#### [Work task 1]
Decide whether each statement agrees with the passage on the secretary of state's remarks. For each, answer yes or no and quote the deciding words. (a) The secretary of state said the "first goal" of American foreign policy should be developing democracies. (b) The post received 20 comments. (c) One commenter said the quotes sound like they come from a movie review.
#### [Work task 2]
Write out word for word the part of the passage on the secretary of state's remarks that begins at the words "The secretary of" and stops after "New York Times.".
#### [Work task 3]
In the passage on the secretary of state's remarks, what does she say failed or authoritarian states are going to do with the unhealthy political forces that lead to extremism?

#### [Exercise passage]
============
The secretary of state offered the committee members a provocative thought to start their deliberations. She asserted that the "first goal" of American foreign policy should be developing democracies. "Now, why don't I say 'war on terror' or whatever?" she continued. "Because without well-governed, democratic states, you're likely to have failed states or authoritarian states that are going to submerge but not deal with the unhealthy political forces that lead to extremism."


OMG, 'war on terror' or whatever! I fully couldn't have said it better myself!

14 comments:

HRH King Friday XIII, Ret. said...

Those sound like quotes from a movie review!

Critics say Condi is "Genuine."

"Very comprehensive" says The New York Times.

"Powerful" -Entertainment Weekly.

"Two Thumbs WAY Up!" Siskel and Ebert.

Anonymous said...

How about "Wow! What a war criminal" (or whatever)

Anonymous said...

not too put too fine a point on it, but this says it all..

"Now, why don't I say 'war on terror' or whatever?" she continued. "Because without well-governed, democratic states, you're likely to have failed states or authoritarian states that are going to submerge but not deal with the unhealthy political forces that lead to extremism."
============
#### [Data]
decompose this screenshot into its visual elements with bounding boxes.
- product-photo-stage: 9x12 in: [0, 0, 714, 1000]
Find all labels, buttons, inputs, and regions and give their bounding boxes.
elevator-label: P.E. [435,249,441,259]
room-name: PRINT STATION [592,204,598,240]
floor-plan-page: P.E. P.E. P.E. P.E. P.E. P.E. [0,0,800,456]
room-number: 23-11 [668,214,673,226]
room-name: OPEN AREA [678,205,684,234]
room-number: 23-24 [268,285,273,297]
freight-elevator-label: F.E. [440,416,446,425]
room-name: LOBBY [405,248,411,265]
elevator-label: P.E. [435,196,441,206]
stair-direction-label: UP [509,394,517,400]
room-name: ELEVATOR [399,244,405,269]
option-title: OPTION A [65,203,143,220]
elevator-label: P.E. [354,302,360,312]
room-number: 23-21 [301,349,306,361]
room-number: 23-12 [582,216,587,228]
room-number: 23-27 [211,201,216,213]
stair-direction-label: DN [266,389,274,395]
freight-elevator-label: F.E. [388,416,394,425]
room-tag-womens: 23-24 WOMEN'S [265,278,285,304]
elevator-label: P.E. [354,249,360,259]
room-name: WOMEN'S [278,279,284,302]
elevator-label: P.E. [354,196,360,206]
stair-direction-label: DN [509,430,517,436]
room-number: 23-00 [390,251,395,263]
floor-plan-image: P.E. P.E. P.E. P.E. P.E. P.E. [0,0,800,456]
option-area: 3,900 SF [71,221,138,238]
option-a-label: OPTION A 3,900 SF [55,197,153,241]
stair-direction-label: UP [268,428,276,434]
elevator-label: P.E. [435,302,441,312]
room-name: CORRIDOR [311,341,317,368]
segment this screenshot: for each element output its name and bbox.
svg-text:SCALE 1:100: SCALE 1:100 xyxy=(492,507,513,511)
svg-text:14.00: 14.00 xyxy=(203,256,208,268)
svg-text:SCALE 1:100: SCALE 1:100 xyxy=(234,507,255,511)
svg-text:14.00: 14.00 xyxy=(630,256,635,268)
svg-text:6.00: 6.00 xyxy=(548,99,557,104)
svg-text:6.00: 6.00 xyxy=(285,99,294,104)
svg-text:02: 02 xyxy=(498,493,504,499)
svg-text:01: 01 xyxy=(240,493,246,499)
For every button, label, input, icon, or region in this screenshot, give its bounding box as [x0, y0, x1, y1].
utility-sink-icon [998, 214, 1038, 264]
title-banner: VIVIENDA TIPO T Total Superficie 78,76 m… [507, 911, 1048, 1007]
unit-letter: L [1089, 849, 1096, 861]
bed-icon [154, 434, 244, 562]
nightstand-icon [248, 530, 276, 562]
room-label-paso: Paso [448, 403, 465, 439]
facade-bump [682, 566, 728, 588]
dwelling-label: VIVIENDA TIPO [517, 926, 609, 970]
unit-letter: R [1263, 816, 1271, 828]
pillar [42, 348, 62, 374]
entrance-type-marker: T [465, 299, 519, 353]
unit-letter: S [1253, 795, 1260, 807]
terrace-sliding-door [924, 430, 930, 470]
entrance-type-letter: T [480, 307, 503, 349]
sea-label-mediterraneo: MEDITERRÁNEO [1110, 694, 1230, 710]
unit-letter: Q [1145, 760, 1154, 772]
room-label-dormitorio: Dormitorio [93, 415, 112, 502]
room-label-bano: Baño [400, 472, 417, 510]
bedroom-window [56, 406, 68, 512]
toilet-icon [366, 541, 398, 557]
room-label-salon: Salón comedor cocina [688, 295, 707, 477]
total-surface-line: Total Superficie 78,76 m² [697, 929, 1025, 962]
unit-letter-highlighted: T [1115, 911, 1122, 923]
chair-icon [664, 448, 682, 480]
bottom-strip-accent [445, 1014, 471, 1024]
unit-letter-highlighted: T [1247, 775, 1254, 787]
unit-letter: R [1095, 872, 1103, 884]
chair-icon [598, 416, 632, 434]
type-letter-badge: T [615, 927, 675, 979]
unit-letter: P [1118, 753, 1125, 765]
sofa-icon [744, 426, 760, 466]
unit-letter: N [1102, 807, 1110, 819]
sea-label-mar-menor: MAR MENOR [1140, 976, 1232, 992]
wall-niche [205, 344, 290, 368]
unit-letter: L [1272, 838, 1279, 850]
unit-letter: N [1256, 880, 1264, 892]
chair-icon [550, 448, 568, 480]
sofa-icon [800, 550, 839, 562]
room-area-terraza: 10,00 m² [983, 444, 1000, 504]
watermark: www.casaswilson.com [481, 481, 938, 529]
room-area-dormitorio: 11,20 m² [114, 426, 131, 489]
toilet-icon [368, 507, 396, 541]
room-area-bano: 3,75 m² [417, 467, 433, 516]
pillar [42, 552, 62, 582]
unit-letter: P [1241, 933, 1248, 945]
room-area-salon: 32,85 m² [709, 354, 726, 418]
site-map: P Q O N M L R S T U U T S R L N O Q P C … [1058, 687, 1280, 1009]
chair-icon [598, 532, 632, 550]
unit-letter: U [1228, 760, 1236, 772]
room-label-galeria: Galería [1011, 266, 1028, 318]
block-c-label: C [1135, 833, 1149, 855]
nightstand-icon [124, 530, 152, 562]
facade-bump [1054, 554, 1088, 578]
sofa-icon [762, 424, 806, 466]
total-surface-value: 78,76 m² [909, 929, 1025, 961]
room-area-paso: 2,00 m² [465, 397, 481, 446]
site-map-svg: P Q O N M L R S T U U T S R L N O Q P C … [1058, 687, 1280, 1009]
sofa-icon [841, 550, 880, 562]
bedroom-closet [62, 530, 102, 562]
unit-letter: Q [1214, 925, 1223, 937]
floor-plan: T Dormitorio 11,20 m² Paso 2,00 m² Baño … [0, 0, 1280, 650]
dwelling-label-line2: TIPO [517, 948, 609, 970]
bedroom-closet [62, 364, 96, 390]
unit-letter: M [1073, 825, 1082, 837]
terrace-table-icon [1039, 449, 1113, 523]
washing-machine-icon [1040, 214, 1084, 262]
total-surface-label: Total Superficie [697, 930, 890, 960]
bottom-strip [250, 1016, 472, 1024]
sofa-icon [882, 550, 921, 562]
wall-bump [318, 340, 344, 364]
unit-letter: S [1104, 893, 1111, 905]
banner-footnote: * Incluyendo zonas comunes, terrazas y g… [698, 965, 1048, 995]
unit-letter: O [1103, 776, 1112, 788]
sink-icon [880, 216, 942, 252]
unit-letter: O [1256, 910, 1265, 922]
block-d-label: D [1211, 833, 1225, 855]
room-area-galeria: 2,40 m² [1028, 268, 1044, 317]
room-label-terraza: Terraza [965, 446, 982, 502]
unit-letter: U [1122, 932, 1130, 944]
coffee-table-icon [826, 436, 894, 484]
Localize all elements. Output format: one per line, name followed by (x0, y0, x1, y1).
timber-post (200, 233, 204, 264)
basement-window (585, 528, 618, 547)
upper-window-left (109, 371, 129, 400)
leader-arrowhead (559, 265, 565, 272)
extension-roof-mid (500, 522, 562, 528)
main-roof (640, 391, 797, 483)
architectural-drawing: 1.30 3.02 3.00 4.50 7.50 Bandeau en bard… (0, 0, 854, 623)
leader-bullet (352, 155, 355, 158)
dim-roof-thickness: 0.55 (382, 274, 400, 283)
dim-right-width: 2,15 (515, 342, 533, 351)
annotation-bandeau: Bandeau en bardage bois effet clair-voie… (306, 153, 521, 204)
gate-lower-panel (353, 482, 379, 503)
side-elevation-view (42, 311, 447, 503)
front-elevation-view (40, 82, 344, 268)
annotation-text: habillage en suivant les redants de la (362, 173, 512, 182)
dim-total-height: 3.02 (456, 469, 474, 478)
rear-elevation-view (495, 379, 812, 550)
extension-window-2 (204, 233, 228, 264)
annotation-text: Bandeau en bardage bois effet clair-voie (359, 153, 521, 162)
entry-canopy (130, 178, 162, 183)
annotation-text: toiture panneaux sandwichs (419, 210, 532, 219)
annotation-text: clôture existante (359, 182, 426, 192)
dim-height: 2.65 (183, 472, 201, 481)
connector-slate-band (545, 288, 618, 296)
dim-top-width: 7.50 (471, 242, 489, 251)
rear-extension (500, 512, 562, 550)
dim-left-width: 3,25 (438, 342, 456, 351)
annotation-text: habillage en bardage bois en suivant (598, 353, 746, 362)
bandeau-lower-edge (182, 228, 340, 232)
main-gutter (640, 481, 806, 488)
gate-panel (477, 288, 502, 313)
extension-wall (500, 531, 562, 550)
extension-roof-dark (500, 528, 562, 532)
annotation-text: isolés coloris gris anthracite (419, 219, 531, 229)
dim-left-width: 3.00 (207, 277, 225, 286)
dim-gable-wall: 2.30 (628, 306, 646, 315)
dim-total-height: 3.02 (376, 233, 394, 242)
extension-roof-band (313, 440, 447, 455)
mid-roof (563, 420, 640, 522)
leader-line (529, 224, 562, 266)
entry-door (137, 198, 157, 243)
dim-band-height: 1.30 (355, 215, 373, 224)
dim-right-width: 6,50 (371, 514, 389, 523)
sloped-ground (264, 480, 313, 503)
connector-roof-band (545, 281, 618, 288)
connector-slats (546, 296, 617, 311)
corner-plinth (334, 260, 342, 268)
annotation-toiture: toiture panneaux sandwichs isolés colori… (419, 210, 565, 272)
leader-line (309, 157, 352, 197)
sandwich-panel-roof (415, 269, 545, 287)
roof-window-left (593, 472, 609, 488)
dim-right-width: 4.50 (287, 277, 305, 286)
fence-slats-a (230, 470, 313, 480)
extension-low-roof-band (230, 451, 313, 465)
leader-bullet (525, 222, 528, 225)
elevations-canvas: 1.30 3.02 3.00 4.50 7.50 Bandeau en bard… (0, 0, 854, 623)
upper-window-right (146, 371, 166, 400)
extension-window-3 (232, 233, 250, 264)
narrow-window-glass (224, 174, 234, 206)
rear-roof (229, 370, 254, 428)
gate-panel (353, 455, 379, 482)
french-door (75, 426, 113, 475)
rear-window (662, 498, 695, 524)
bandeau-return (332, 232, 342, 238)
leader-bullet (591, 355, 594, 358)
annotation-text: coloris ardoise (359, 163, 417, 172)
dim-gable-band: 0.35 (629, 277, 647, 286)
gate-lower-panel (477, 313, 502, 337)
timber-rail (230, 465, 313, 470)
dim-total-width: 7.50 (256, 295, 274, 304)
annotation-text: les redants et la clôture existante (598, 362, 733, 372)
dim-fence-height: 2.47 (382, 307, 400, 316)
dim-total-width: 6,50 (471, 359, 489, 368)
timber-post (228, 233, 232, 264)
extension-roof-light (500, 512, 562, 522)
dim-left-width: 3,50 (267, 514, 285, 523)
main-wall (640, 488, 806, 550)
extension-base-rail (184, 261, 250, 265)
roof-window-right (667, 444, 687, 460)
============
#### [Your response 1]
(a) Yes: "She asserted that the "first goal" of American foreign policy should be developing democracies."
(b) No: "14 comments:"
(c) Yes: "Those sound like quotes from a movie review!"

#### [Your response 2]
The secretary of state offered the committee members a provocative thought to start their deliberations. She asserted that the "first goal" of American foreign policy should be developing democracies. "Now, why don't I say 'war on terror' or whatever?" she continued. "Because without well-governed, democratic states, you're likely to have failed states or authoritarian states that are going to submerge but not deal with the unhealthy political forces that lead to extremism."


OMG, 'war on terror' or whatever! I fully couldn't have said it better myself!

14 comments:

HRH King Friday XIII, Ret. said...

Those sound like quotes from a movie review!

Critics say Condi is "Genuine."

"Very comprehensive" says The New York Times.

#### [Your response 3]
They are going to submerge those forces but not deal with them.